### Given data
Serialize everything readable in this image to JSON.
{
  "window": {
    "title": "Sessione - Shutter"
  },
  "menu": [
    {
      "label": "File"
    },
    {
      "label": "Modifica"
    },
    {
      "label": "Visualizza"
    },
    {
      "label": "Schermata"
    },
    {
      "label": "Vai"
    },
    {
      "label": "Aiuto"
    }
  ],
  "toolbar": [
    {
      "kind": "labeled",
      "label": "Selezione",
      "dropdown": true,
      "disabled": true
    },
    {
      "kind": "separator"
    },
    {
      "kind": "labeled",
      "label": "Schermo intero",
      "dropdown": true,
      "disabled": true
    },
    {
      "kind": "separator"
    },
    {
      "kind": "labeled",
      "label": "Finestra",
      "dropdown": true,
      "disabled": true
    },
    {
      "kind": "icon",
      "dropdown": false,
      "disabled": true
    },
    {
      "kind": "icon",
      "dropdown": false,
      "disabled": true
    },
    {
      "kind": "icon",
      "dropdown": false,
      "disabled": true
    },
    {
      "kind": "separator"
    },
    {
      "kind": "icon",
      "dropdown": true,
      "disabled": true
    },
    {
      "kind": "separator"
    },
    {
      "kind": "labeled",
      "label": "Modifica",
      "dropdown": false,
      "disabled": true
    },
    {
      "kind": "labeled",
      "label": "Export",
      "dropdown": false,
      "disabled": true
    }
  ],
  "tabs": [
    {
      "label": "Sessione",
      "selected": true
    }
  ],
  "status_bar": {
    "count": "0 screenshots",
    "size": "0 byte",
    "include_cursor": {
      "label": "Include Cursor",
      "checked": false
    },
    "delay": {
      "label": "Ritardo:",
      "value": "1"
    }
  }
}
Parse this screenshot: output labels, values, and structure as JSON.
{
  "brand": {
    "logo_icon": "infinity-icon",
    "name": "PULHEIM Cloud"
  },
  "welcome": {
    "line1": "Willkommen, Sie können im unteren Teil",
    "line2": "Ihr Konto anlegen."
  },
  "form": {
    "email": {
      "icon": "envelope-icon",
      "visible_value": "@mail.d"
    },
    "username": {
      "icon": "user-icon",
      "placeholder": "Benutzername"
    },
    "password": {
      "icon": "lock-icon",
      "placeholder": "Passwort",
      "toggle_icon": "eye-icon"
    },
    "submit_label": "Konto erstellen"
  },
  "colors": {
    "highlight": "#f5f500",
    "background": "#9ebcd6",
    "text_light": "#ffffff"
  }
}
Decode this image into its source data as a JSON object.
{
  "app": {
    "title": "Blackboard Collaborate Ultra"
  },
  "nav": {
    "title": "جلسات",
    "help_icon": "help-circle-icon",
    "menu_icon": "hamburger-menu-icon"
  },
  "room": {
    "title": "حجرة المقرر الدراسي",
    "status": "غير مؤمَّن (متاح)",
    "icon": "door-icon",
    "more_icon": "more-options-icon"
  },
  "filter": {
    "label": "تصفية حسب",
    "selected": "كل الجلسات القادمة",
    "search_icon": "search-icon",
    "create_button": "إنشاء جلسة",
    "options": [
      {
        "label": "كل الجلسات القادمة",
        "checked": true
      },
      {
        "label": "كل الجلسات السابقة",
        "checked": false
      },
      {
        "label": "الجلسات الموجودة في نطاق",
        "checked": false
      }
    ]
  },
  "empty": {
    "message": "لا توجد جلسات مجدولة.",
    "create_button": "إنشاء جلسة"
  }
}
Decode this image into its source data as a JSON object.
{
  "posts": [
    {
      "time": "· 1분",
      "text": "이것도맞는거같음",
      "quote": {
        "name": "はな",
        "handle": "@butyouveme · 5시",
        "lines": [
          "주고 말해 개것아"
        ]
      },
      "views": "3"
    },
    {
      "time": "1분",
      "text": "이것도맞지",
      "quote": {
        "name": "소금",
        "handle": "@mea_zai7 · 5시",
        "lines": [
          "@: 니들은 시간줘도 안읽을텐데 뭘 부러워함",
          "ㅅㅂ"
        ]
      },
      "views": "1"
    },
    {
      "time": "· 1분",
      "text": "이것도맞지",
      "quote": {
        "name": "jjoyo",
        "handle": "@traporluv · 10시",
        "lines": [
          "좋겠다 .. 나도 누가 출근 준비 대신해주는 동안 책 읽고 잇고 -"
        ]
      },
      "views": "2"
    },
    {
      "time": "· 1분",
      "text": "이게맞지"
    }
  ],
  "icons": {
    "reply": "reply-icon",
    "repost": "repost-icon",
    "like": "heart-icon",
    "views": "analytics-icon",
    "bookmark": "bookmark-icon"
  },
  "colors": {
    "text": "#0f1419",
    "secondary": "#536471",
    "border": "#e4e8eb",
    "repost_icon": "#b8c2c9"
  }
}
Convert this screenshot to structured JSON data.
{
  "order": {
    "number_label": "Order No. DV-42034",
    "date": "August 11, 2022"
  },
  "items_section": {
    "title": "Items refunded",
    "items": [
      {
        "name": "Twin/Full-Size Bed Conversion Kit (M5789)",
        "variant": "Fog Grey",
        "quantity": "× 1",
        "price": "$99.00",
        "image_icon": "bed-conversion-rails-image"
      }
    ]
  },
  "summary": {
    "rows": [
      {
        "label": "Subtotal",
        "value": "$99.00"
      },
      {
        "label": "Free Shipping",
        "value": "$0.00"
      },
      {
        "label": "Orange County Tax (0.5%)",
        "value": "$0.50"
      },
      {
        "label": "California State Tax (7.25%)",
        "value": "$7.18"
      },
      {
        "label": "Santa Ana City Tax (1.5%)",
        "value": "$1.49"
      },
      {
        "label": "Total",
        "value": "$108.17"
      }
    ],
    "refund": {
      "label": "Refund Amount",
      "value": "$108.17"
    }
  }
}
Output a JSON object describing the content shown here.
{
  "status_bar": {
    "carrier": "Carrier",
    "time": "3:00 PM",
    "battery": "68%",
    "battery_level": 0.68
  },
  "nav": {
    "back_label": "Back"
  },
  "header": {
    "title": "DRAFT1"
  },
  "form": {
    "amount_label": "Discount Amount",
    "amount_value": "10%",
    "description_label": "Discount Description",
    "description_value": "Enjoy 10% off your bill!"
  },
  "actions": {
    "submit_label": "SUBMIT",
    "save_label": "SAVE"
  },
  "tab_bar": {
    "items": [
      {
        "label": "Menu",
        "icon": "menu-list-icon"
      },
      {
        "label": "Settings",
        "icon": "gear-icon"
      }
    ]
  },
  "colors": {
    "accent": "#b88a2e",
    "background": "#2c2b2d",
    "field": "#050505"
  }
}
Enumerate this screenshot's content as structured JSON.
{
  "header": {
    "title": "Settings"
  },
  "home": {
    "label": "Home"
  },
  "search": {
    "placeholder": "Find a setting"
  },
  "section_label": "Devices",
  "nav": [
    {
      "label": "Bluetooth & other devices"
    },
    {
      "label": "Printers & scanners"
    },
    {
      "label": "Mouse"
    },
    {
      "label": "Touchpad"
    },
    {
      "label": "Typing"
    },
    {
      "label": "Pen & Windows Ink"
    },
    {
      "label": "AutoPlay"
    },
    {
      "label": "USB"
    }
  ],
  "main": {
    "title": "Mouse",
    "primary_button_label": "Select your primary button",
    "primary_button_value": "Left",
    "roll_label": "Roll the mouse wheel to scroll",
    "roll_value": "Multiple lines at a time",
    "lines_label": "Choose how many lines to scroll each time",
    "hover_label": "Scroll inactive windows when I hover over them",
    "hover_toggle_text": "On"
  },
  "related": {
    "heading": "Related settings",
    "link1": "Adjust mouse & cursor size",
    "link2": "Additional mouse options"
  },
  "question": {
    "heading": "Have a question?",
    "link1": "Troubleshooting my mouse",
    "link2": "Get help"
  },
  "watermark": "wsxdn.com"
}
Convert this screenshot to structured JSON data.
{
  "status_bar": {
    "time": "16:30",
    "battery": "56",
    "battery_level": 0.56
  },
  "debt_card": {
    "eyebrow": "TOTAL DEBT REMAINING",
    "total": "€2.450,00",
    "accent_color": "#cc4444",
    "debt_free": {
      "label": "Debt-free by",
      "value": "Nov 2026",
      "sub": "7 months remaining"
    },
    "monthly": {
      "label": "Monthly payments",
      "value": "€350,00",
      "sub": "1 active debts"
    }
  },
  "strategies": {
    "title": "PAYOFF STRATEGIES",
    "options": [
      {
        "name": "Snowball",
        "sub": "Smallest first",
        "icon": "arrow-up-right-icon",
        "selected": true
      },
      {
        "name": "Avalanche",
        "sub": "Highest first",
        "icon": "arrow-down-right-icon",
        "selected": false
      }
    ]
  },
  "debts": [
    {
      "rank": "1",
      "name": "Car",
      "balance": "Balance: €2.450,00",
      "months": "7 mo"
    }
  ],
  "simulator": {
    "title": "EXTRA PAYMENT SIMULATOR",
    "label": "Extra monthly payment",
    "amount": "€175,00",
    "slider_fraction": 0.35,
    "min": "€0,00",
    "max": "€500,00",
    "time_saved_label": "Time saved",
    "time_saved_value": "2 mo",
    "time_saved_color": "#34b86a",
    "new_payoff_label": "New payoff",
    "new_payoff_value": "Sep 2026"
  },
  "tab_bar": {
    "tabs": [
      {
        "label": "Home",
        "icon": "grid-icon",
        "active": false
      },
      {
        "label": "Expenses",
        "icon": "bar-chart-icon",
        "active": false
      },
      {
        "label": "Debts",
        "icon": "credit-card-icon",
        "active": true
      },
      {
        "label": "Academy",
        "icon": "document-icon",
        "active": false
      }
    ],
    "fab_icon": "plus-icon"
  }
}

### Given instruction
Copy each line above containing the string "right".

### Answer to this exercise
        "icon": "arrow-up-right-icon",
        "icon": "arrow-down-right-icon",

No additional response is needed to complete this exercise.